- WRITTEN EXERCISE
Report every line below that holds the word "CODES".

'''

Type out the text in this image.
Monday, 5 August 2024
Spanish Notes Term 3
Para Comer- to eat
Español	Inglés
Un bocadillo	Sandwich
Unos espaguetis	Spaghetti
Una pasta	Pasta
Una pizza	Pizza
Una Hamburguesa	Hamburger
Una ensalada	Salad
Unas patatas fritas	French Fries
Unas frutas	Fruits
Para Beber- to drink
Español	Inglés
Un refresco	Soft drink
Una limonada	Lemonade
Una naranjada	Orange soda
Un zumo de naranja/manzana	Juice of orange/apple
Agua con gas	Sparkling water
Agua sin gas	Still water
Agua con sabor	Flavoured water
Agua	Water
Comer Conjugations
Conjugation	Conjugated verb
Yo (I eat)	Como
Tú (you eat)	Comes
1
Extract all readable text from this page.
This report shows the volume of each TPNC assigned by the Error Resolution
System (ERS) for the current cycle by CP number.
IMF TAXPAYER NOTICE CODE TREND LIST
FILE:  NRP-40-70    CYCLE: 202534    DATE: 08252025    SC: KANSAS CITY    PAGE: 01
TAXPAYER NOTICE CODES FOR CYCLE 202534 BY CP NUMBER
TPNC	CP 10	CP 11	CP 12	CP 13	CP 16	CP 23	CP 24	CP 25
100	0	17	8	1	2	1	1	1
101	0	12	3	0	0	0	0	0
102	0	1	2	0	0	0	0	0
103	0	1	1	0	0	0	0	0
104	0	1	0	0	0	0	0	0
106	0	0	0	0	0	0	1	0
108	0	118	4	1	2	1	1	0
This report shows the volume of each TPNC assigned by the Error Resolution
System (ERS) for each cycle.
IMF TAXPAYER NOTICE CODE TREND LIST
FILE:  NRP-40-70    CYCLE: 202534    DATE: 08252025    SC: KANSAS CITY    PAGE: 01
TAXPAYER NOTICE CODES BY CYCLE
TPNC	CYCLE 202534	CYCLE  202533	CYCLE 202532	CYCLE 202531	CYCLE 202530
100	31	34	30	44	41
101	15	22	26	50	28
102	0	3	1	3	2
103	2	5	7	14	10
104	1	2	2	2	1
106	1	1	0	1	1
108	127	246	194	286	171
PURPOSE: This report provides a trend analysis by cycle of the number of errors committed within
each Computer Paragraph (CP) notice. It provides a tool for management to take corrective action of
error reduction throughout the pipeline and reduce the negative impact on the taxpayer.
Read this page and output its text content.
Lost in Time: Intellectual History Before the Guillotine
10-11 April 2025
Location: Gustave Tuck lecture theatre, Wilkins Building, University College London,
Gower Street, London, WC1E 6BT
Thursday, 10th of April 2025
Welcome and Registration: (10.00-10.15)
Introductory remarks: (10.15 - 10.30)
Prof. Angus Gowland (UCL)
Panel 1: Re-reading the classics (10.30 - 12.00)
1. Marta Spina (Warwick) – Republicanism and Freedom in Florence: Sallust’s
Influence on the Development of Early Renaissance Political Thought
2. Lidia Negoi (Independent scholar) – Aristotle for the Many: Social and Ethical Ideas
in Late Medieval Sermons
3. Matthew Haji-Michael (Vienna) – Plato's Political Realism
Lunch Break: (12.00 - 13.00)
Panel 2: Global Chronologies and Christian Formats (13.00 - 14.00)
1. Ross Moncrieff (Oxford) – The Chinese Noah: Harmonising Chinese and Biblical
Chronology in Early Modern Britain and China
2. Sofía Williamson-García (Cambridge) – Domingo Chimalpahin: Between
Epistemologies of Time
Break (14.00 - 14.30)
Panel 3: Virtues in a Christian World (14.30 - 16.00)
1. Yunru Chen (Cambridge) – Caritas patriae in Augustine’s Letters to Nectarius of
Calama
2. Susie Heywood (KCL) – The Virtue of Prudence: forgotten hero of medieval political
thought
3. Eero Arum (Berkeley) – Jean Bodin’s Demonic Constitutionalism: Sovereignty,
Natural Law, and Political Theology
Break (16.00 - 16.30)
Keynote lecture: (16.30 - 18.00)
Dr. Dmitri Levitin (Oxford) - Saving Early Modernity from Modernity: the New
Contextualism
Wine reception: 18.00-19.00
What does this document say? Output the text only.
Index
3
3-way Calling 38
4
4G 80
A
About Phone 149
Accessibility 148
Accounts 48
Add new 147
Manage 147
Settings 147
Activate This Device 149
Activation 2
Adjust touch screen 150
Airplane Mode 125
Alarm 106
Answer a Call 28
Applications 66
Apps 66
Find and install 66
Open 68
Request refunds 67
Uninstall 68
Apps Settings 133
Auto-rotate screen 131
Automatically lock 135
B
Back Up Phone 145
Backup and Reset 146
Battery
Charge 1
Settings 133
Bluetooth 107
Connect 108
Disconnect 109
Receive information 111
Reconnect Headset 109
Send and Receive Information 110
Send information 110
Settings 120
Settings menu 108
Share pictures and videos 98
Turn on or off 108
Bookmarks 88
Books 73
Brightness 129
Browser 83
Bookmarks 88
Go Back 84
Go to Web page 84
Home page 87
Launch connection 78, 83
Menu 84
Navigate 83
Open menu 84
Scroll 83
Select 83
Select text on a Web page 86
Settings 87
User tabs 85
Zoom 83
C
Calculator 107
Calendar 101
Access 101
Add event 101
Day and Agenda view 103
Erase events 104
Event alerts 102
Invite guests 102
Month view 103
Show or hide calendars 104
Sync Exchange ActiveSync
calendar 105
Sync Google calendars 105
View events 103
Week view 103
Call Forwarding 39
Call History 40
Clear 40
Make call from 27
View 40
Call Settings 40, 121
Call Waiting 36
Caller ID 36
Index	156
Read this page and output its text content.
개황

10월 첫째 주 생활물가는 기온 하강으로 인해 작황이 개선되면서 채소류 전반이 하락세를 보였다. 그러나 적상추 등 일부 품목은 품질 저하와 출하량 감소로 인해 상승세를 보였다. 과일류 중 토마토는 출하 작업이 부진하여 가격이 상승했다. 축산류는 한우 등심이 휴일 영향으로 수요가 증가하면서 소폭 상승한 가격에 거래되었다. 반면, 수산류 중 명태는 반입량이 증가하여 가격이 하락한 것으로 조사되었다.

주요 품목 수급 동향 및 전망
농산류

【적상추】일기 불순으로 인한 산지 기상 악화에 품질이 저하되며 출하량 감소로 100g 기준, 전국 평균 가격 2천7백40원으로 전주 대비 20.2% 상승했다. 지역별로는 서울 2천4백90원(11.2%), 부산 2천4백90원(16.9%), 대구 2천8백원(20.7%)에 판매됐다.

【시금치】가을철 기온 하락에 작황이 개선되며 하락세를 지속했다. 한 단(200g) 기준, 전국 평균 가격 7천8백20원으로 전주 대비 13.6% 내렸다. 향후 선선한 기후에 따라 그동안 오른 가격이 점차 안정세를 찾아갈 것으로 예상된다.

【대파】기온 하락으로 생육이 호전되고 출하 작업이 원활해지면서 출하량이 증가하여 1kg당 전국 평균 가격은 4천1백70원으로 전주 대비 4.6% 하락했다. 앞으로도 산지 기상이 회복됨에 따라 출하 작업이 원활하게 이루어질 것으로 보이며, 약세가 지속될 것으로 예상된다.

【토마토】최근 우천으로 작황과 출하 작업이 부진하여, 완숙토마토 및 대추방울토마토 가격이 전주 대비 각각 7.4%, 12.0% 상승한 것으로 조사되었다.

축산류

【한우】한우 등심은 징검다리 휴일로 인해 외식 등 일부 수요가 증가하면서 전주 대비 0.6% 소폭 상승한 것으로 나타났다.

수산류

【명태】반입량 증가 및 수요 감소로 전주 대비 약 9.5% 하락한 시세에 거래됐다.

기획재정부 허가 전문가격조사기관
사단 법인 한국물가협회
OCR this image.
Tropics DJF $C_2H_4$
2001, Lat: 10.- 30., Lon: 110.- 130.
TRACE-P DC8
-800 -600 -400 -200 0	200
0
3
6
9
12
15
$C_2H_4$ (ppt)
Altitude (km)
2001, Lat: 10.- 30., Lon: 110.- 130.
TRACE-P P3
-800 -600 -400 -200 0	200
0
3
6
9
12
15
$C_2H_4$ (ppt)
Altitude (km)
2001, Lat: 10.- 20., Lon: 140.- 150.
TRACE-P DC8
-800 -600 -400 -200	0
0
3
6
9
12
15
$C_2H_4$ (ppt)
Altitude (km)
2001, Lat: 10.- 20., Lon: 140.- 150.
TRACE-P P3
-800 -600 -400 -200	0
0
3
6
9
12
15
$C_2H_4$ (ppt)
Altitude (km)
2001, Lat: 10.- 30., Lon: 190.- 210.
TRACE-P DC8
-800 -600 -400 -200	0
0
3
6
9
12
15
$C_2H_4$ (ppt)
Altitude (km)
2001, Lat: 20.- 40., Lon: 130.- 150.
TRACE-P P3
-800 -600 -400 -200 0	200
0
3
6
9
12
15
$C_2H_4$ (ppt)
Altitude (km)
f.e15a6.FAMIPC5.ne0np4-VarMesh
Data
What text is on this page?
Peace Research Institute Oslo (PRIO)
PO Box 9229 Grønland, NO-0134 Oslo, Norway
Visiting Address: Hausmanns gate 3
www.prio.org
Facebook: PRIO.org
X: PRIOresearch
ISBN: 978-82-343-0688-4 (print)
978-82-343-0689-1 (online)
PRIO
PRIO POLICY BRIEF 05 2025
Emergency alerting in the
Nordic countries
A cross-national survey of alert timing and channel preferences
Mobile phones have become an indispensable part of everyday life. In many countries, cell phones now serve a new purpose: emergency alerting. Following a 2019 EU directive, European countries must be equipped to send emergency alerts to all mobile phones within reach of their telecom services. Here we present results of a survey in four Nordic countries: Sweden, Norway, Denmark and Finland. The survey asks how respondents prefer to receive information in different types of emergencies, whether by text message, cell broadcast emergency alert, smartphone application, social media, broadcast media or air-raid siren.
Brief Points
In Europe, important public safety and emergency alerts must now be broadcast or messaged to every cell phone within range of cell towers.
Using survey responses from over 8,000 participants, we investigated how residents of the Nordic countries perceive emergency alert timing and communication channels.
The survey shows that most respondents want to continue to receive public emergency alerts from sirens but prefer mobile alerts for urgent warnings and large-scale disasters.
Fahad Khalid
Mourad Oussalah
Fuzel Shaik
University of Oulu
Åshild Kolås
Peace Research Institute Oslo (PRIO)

'''

- SOLUTION FOR THIS PROBLEM
TAXPAYER NOTICE CODES FOR CYCLE 202534 BY CP NUMBER
TAXPAYER NOTICE CODES BY CYCLE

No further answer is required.